*Text segment*:
# My Baby!



## Elsewhere (Dec 30, 2012)

This is my little baby, Daisy. She's nearly 5 and a complete mutt. When we got her she was supposed to be a Miniature Schnozer, Miniature Poodle and Lhasa Apso, but we think she's a German Sheppard,Whippit and Hound. I have two dogs and a cat, but she is my favourite and most loved pet (no offense to the others and my beloved fish XD). She sleeps with me every night and spends every waking minute with me when I'm not at school. I can't imagine life without her.

Passed out


















On Oktoberfest (she ate the hat that night XD)









Random Close Up


----------



## Skyewillow (Dec 28, 2012)

I think in the second picture she's asking for a kiss on her nose! She's such a cutie!


----------



## madmonahan (Aug 26, 2012)

*Stated exercise 1*: In the forum thread about Daisy, please rewrite the stretch from "## Skyewillow (Dec" through "(Aug 26, 2012)", swapping "cutie" for "sweetheart".
*Stated exercise 2*:
Answer these questions from the forum thread about Daisy:
(a) How old is Daisy nearly?
(b) What did she eat on Oktoberfest night?
(c) In which picture does Skyewillow think she is asking for a kiss on her nose?
*Stated exercise 3*: Continue the forum thread about Daisy from where it stops.
The records aren't needed for any of this work.

*Data extract*:
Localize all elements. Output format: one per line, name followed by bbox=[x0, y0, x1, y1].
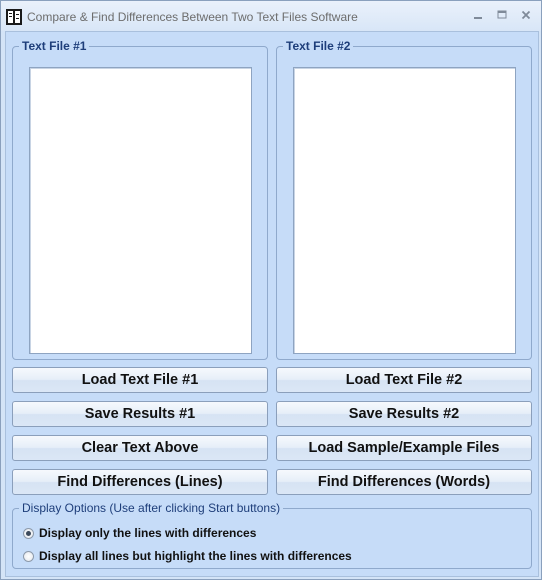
load-sample-files-button[interactable]: Load Sample/Example Files bbox=[276, 435, 532, 461]
radio-unchecked-icon[interactable] bbox=[23, 550, 34, 562]
radio-checked-icon[interactable] bbox=[23, 527, 34, 539]
save-results-2-button[interactable]: Save Results #2 bbox=[276, 401, 532, 427]
minimize-icon bbox=[474, 17, 482, 19]
text-file-1-textbox[interactable] bbox=[29, 67, 252, 354]
text-file-1-group: Text File #1 bbox=[12, 39, 268, 360]
title-bar[interactable]: Compare & Find Differences Between Two T… bbox=[1, 1, 541, 31]
maximize-icon bbox=[497, 10, 507, 19]
clear-text-button[interactable]: Clear Text Above bbox=[12, 435, 268, 461]
load-text-file-2-button[interactable]: Load Text File #2 bbox=[276, 367, 532, 393]
text-file-2-group: Text File #2 bbox=[276, 39, 532, 360]
text-file-2-textbox[interactable] bbox=[293, 67, 516, 354]
close-icon bbox=[521, 10, 531, 20]
find-differences-words-button[interactable]: Find Differences (Words) bbox=[276, 469, 532, 495]
app-window: Compare & Find Differences Between Two T… bbox=[0, 0, 542, 580]
client-area: Text File #1 Text File #2 Load Text File… bbox=[5, 31, 539, 577]
window-title: Compare & Find Differences Between Two T… bbox=[27, 10, 358, 24]
display-options-label: Display Options (Use after clicking Star… bbox=[22, 501, 281, 515]
display-option-2[interactable]: Display all lines but highlight the line… bbox=[23, 549, 352, 563]
text-file-2-label: Text File #2 bbox=[286, 39, 351, 53]
find-differences-lines-button[interactable]: Find Differences (Lines) bbox=[12, 469, 268, 495]
load-text-file-1-button[interactable]: Load Text File #1 bbox=[12, 367, 268, 393]
maximize-button[interactable] bbox=[491, 6, 513, 24]
display-option-1[interactable]: Display only the lines with differences bbox=[23, 526, 256, 540]
text-file-1-label: Text File #1 bbox=[22, 39, 87, 53]
close-button[interactable] bbox=[515, 6, 537, 24]
display-option-1-label: Display only the lines with differences bbox=[39, 526, 257, 540]
display-options-group: Display Options (Use after clicking Star… bbox=[12, 501, 532, 569]
save-results-1-button[interactable]: Save Results #1 bbox=[12, 401, 268, 427]
app-icon[interactable] bbox=[6, 9, 22, 25]
display-option-2-label: Display all lines but highlight the line… bbox=[39, 549, 352, 563]
minimize-button[interactable] bbox=[467, 6, 489, 24]
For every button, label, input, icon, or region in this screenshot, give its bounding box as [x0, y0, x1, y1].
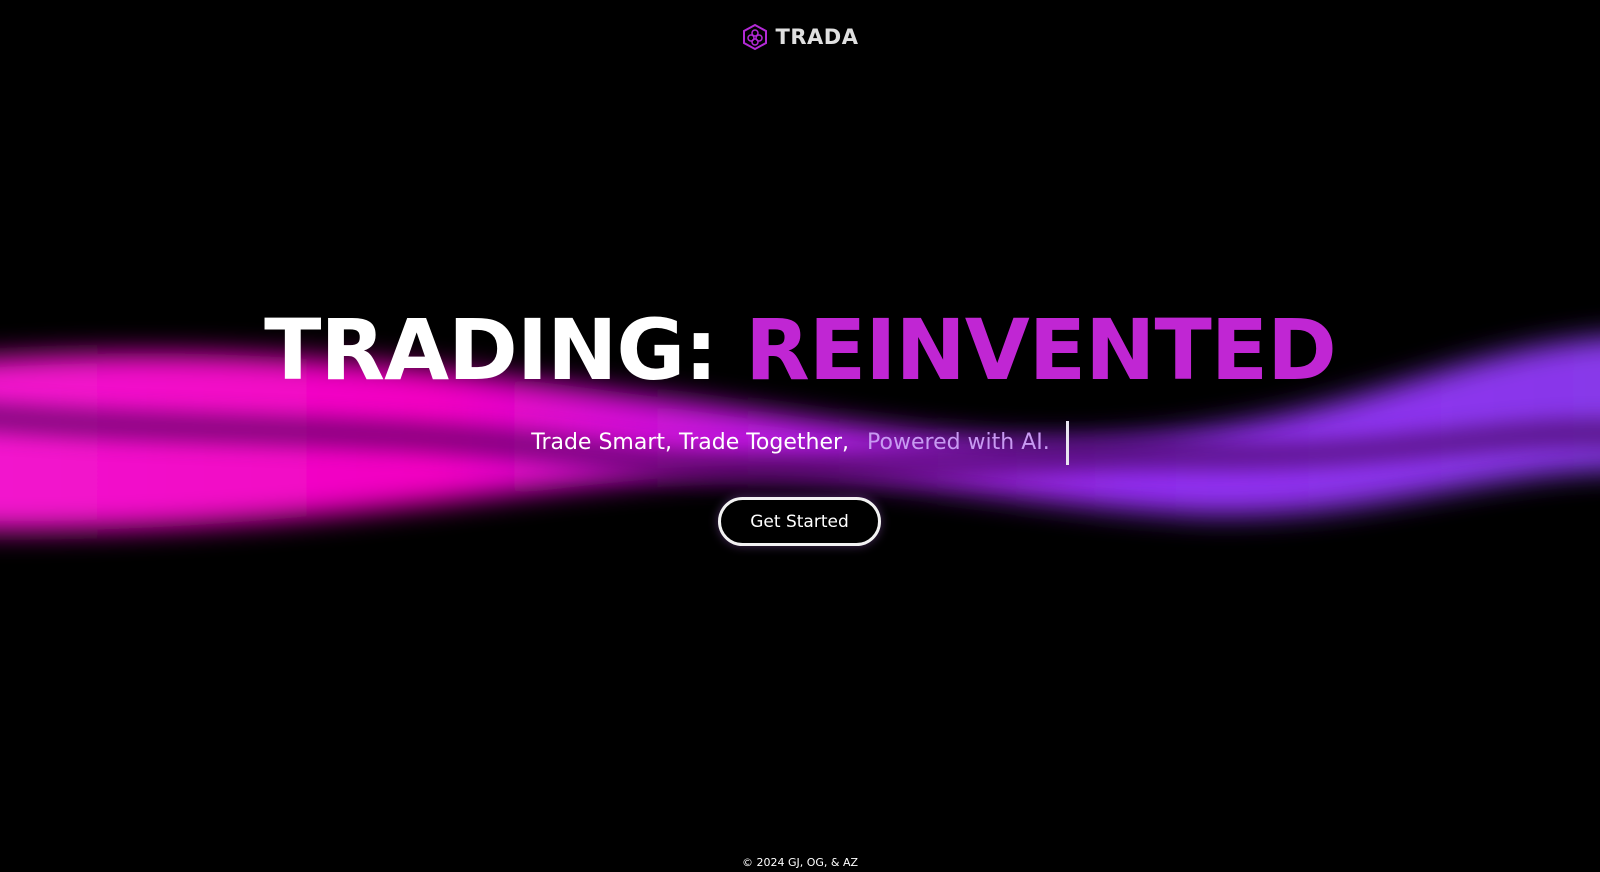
site-header: TRADA: [0, 20, 1600, 54]
tagline: Trade Smart, Trade Together, Powered wit…: [0, 421, 1600, 465]
landing-page: TRADA TRADING: REINVENTED Trade Smart, T…: [0, 0, 1600, 872]
hero-title: TRADING: REINVENTED: [0, 300, 1600, 400]
typing-caret: [1065, 421, 1069, 465]
tagline-static: Trade Smart, Trade Together,: [531, 430, 850, 455]
footer-copyright: © 2024 GJ, OG, & AZ: [741, 856, 859, 869]
brand-name[interactable]: TRADA: [776, 25, 859, 49]
hero-title-part2: REINVENTED: [745, 301, 1337, 399]
tagline-typed: Powered with AI.: [867, 430, 1050, 455]
get-started-button[interactable]: Get Started: [718, 497, 881, 546]
hexagon-flower-icon[interactable]: [742, 23, 768, 51]
hero-title-part1: TRADING:: [264, 301, 718, 399]
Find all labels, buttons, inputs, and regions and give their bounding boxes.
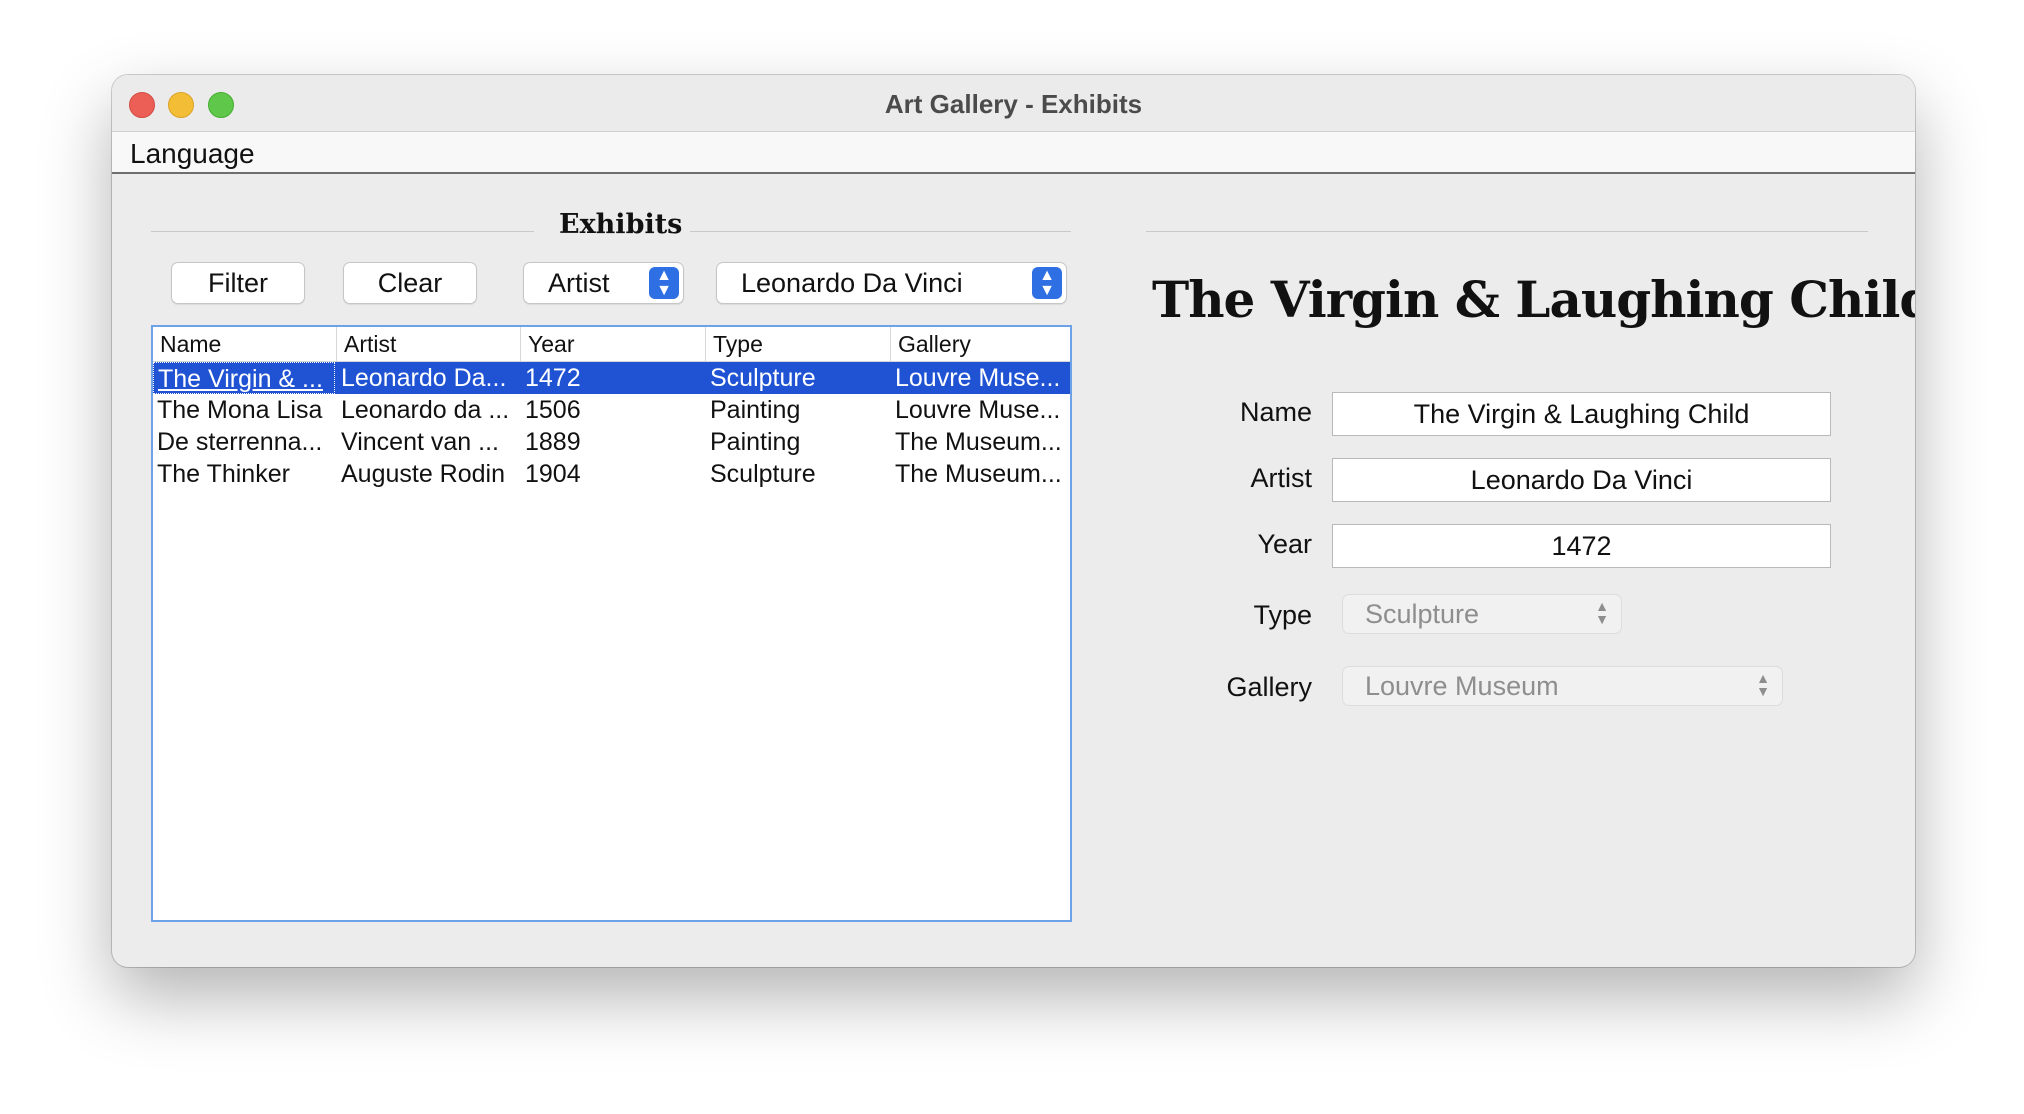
title-bar: Art Gallery - Exhibits: [112, 75, 1915, 132]
updown-chevron-icon: ▲ ▼: [1756, 670, 1770, 699]
section-divider-right: [690, 231, 1071, 232]
filter-value-select[interactable]: Leonardo Da Vinci ▲ ▼: [716, 262, 1067, 304]
table-row[interactable]: The Virgin & ... Leonardo Da... 1472 Scu…: [153, 362, 1070, 394]
table-cell: Leonardo Da...: [341, 364, 507, 392]
artist-field[interactable]: Leonardo Da Vinci: [1332, 458, 1831, 502]
column-header-type[interactable]: Type: [706, 327, 891, 361]
table-cell: The Virgin & ...: [153, 362, 335, 394]
name-field[interactable]: The Virgin & Laughing Child: [1332, 392, 1831, 436]
exhibits-section-title: Exhibits: [559, 209, 683, 240]
clear-button[interactable]: Clear: [343, 262, 477, 304]
table-cell: Painting: [710, 396, 801, 424]
detail-divider: [1146, 231, 1868, 232]
menu-language[interactable]: Language: [130, 138, 255, 170]
table-cell: The Museum...: [895, 460, 1062, 488]
table-cell: The Museum...: [895, 428, 1062, 456]
updown-chevron-icon: ▲ ▼: [649, 267, 679, 299]
filter-value-text: Leonardo Da Vinci: [741, 268, 963, 298]
table-cell: Sculpture: [710, 460, 816, 488]
table-cell: Sculpture: [710, 364, 816, 392]
updown-chevron-icon: ▲ ▼: [1032, 267, 1062, 299]
table-cell: 1506: [525, 396, 581, 424]
table-cell: Auguste Rodin: [341, 460, 506, 488]
filter-field-value: Artist: [548, 268, 610, 298]
artist-label: Artist: [1250, 463, 1312, 493]
table-header: Name Artist Year Type Gallery: [153, 327, 1070, 362]
name-label: Name: [1239, 397, 1312, 427]
table-row[interactable]: The Thinker Auguste Rodin 1904 Sculpture…: [153, 458, 1070, 490]
column-header-gallery[interactable]: Gallery: [891, 327, 1070, 361]
table-cell: 1889: [525, 428, 581, 456]
table-cell: 1904: [525, 460, 581, 488]
gallery-select[interactable]: Louvre Museum ▲ ▼: [1342, 666, 1783, 706]
gallery-label: Gallery: [1226, 672, 1312, 702]
table-cell: Louvre Muse...: [895, 364, 1061, 392]
table-cell: Painting: [710, 428, 801, 456]
type-select-value: Sculpture: [1365, 599, 1480, 629]
exhibits-table[interactable]: Name Artist Year Type Gallery The Virgin…: [151, 325, 1072, 922]
gallery-select-value: Louvre Museum: [1365, 671, 1559, 701]
menu-bar: Language: [112, 132, 1915, 174]
column-header-year[interactable]: Year: [521, 327, 706, 361]
table-row[interactable]: De sterrenna... Vincent van ... 1889 Pai…: [153, 426, 1070, 458]
table-cell: Louvre Muse...: [895, 396, 1061, 424]
filter-field-select[interactable]: Artist ▲ ▼: [523, 262, 684, 304]
detail-title: The Virgin & Laughing Child: [1152, 270, 1915, 329]
filter-button[interactable]: Filter: [171, 262, 305, 304]
type-select[interactable]: Sculpture ▲ ▼: [1342, 594, 1622, 634]
table-cell: Vincent van ...: [341, 428, 499, 456]
table-cell: The Mona Lisa: [157, 396, 323, 424]
table-cell: 1472: [525, 364, 581, 392]
section-divider-left: [151, 231, 534, 232]
column-header-artist[interactable]: Artist: [337, 327, 521, 361]
app-window: Art Gallery - Exhibits Language Exhibits…: [112, 75, 1915, 967]
type-label: Type: [1253, 600, 1312, 630]
updown-chevron-icon: ▲ ▼: [1595, 598, 1609, 627]
table-cell: Leonardo da ...: [341, 396, 510, 424]
table-cell: De sterrenna...: [157, 428, 323, 456]
window-title: Art Gallery - Exhibits: [884, 89, 1143, 119]
table-row[interactable]: The Mona Lisa Leonardo da ... 1506 Paint…: [153, 394, 1070, 426]
column-header-name[interactable]: Name: [153, 327, 337, 361]
year-label: Year: [1257, 529, 1312, 559]
table-cell: The Thinker: [157, 460, 290, 488]
year-field[interactable]: 1472: [1332, 524, 1831, 568]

*Written answer 1*:
## Skyewillow (Dec 28, 2012)

I think in the second picture she's asking for a kiss on her nose! She's such a sweetheart!


----------



## madmonahan (Aug 26, 2012)

*Written answer 2*:
(a) Nearly 5.
(b) The hat.
(c) The second picture.

*Written answer 3*:
She is so super cute!!!!!!!! XD


----------



## Elsewhere (Dec 30, 2012)

Thank you! I thought so too when we got as a puppy- they were pretty bad breeders, an accident litter, and we got her a week early XD And in the second picture she actually shoved her nose in my mouth after the picture, so I guess you were right!


----------



## Skyewillow (Dec 28, 2012)

I've lived with dogs my entire life. I know the facial expressions!


----------



## thekinetic (May 22, 2012)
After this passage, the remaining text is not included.